THE TASK
Go through the lines below and copy each one that holds the string "data".

RECORDS FOR THIS EXERCISE
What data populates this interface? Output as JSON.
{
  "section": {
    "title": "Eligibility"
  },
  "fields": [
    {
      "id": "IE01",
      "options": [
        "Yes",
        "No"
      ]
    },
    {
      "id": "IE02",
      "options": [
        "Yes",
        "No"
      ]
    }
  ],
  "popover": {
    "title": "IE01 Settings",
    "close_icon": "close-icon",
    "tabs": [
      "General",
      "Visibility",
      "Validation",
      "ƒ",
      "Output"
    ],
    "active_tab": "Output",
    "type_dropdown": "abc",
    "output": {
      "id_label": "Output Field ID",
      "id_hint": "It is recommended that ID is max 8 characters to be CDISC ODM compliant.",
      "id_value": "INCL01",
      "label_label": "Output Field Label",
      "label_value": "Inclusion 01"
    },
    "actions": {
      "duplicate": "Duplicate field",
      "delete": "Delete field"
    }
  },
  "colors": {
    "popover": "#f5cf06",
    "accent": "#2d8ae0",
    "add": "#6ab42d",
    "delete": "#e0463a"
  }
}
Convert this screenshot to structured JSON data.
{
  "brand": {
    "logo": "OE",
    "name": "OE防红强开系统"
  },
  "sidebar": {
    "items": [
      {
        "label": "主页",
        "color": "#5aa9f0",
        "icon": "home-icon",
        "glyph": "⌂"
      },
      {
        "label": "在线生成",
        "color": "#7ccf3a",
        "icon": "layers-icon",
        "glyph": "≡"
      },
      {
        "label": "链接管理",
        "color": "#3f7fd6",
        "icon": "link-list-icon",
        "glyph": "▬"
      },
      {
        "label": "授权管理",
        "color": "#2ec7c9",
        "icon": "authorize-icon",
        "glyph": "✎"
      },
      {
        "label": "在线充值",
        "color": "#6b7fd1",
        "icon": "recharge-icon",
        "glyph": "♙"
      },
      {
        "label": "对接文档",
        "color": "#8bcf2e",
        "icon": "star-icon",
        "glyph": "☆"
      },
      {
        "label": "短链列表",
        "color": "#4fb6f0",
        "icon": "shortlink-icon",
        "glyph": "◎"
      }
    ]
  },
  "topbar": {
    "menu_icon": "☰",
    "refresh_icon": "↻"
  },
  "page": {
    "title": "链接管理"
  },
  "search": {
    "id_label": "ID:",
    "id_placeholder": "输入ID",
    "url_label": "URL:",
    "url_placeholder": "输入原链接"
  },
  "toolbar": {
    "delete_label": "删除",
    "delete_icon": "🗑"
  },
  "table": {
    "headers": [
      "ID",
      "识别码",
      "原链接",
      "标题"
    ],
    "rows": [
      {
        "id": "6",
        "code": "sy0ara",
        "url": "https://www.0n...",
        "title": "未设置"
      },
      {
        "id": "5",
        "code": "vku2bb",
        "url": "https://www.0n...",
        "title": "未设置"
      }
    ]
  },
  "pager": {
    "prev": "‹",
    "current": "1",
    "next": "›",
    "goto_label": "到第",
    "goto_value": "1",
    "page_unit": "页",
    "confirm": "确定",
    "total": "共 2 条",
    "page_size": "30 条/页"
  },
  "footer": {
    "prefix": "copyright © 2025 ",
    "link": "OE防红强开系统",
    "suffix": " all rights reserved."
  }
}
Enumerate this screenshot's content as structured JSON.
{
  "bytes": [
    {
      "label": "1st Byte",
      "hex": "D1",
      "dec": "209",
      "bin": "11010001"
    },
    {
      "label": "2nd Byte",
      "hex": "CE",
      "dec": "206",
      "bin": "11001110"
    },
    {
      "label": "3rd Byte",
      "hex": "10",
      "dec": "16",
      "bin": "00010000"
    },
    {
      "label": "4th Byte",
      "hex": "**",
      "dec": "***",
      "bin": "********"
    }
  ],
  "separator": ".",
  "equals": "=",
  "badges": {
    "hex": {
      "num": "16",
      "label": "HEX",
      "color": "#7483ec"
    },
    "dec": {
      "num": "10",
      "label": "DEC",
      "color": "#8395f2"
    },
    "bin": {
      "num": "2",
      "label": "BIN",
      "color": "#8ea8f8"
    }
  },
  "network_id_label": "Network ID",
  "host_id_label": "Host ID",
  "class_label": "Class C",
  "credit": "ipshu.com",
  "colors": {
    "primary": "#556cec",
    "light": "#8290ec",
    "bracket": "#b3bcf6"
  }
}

SOLUTION TO THIS TASK
What data populates this interface? Output as JSON.
Convert this screenshot to structured JSON data.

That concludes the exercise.